=== TASK INSTRUCTIONS ===
Can you format the rows from the first one through the line containing "list-by-editing-icon[interactable]: ✎ —" as a JSON list of strings, with one string per line and blank lines left out?

=== GIVEN DATA ===
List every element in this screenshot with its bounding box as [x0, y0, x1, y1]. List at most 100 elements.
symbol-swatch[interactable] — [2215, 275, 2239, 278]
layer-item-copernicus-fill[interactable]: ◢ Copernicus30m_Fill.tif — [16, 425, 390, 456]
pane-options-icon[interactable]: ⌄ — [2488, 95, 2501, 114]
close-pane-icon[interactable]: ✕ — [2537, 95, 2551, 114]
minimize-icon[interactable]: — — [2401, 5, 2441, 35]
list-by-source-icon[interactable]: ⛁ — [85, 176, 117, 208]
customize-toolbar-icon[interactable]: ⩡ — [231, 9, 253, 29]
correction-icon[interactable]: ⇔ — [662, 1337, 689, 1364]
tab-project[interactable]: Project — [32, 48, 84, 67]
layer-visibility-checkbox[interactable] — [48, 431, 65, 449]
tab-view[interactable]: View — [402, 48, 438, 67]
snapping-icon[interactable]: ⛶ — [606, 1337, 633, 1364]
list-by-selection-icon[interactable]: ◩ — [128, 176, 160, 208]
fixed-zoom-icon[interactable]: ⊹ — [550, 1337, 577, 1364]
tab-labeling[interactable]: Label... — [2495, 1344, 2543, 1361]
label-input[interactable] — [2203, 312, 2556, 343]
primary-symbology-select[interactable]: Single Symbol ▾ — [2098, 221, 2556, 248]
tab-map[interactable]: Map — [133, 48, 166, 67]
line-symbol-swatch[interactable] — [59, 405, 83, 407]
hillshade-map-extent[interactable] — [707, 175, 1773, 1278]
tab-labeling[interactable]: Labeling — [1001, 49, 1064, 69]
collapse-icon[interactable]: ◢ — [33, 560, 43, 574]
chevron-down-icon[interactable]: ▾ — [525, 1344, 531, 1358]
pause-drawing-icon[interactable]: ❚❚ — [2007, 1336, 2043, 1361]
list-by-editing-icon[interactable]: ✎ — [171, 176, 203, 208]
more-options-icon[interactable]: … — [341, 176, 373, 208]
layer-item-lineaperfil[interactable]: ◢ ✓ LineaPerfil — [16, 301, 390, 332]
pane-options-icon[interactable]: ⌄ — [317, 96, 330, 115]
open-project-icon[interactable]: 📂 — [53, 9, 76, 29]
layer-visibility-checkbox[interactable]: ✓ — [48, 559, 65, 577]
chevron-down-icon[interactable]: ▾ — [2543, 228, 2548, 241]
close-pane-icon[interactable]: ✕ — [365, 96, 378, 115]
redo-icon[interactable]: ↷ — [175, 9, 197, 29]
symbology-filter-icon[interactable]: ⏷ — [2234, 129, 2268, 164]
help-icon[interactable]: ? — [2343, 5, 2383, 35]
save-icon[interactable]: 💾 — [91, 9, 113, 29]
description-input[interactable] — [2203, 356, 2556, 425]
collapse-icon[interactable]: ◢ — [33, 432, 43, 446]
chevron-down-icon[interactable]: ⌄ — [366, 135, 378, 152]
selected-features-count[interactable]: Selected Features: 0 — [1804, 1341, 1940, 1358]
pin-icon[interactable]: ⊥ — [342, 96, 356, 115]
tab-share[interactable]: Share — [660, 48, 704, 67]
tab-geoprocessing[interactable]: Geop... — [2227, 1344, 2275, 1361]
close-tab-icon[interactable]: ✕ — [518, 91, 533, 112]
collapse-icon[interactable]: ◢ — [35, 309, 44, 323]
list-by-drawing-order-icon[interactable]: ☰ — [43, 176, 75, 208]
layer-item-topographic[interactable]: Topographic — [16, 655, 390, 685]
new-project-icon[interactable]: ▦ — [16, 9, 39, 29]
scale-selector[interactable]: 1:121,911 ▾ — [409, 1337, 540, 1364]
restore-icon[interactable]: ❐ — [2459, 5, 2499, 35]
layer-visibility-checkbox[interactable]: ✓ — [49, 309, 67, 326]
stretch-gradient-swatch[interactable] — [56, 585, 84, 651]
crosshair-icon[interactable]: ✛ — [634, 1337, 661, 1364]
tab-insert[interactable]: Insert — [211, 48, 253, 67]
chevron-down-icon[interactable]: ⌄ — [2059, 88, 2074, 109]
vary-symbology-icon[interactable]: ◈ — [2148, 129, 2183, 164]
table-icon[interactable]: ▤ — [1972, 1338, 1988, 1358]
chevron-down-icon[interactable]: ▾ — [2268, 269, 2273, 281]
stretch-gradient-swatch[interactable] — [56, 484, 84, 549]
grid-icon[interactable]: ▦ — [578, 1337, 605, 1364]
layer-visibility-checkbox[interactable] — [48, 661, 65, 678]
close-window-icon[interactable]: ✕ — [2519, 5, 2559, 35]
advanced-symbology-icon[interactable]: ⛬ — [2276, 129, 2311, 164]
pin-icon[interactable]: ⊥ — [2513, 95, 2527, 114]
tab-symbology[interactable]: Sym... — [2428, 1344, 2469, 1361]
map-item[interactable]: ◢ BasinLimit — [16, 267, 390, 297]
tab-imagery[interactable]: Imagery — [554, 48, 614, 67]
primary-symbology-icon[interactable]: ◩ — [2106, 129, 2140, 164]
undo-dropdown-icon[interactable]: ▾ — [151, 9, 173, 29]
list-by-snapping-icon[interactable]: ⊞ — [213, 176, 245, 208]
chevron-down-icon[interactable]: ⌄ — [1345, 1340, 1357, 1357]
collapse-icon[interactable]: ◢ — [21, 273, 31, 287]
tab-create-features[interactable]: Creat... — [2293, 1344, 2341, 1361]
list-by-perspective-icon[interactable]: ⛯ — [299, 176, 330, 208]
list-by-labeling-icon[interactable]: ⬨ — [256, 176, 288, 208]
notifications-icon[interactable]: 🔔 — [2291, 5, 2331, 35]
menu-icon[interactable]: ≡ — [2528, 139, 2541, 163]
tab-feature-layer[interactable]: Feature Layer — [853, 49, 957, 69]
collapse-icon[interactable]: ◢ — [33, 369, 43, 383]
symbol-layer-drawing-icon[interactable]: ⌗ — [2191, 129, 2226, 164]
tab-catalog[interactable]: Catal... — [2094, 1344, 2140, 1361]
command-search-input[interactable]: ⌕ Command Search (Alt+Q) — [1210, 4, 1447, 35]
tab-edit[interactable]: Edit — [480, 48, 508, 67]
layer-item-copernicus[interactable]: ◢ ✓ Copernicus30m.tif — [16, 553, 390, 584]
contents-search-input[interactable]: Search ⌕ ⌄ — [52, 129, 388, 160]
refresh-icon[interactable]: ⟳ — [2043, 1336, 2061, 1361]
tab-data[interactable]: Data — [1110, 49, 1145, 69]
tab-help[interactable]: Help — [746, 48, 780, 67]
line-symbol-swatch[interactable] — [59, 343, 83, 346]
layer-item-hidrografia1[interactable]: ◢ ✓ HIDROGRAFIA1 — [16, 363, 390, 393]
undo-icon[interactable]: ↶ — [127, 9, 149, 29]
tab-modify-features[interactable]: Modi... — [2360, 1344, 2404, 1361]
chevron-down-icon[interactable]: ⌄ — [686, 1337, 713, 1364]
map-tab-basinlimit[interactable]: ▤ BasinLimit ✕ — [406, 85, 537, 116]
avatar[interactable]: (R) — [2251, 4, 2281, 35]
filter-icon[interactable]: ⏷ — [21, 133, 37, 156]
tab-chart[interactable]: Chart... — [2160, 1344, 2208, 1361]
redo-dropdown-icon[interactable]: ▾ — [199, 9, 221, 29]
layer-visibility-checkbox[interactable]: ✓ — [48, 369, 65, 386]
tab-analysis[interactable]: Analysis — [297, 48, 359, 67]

=== RESPONSE TO THE TASK ===
[
  "List every element in this screenshot with its bounding box as [x0, y0, x1, y1]. List at most 100 elements.",
  "symbol-swatch[interactable] — [2215, 275, 2239, 278]",
  "layer-item-copernicus-fill[interactable]: ◢ Copernicus30m_Fill.tif — [16, 425, 390, 456]",
  "pane-options-icon[interactable]: ⌄ — [2488, 95, 2501, 114]",
  "close-pane-icon[interactable]: ✕ — [2537, 95, 2551, 114]",
  "minimize-icon[interactable]: — — [2401, 5, 2441, 35]",
  "list-by-source-icon[interactable]: ⛁ — [85, 176, 117, 208]",
  "customize-toolbar-icon[interactable]: ⩡ — [231, 9, 253, 29]",
  "correction-icon[interactable]: ⇔ — [662, 1337, 689, 1364]",
  "tab-project[interactable]: Project — [32, 48, 84, 67]",
  "layer-visibility-checkbox[interactable] — [48, 431, 65, 449]",
  "tab-view[interactable]: View — [402, 48, 438, 67]",
  "snapping-icon[interactable]: ⛶ — [606, 1337, 633, 1364]",
  "list-by-selection-icon[interactable]: ◩ — [128, 176, 160, 208]",
  "fixed-zoom-icon[interactable]: ⊹ — [550, 1337, 577, 1364]",
  "tab-labeling[interactable]: Label... — [2495, 1344, 2543, 1361]",
  "label-input[interactable] — [2203, 312, 2556, 343]",
  "primary-symbology-select[interactable]: Single Symbol ▾ — [2098, 221, 2556, 248]",
  "tab-map[interactable]: Map — [133, 48, 166, 67]",
  "line-symbol-swatch[interactable] — [59, 405, 83, 407]",
  "hillshade-map-extent[interactable] — [707, 175, 1773, 1278]",
  "tab-labeling[interactable]: Labeling — [1001, 49, 1064, 69]",
  "collapse-icon[interactable]: ◢ — [33, 560, 43, 574]",
  "chevron-down-icon[interactable]: ▾ — [525, 1344, 531, 1358]",
  "pause-drawing-icon[interactable]: ❚❚ — [2007, 1336, 2043, 1361]",
  "list-by-editing-icon[interactable]: ✎ — [171, 176, 203, 208]"
]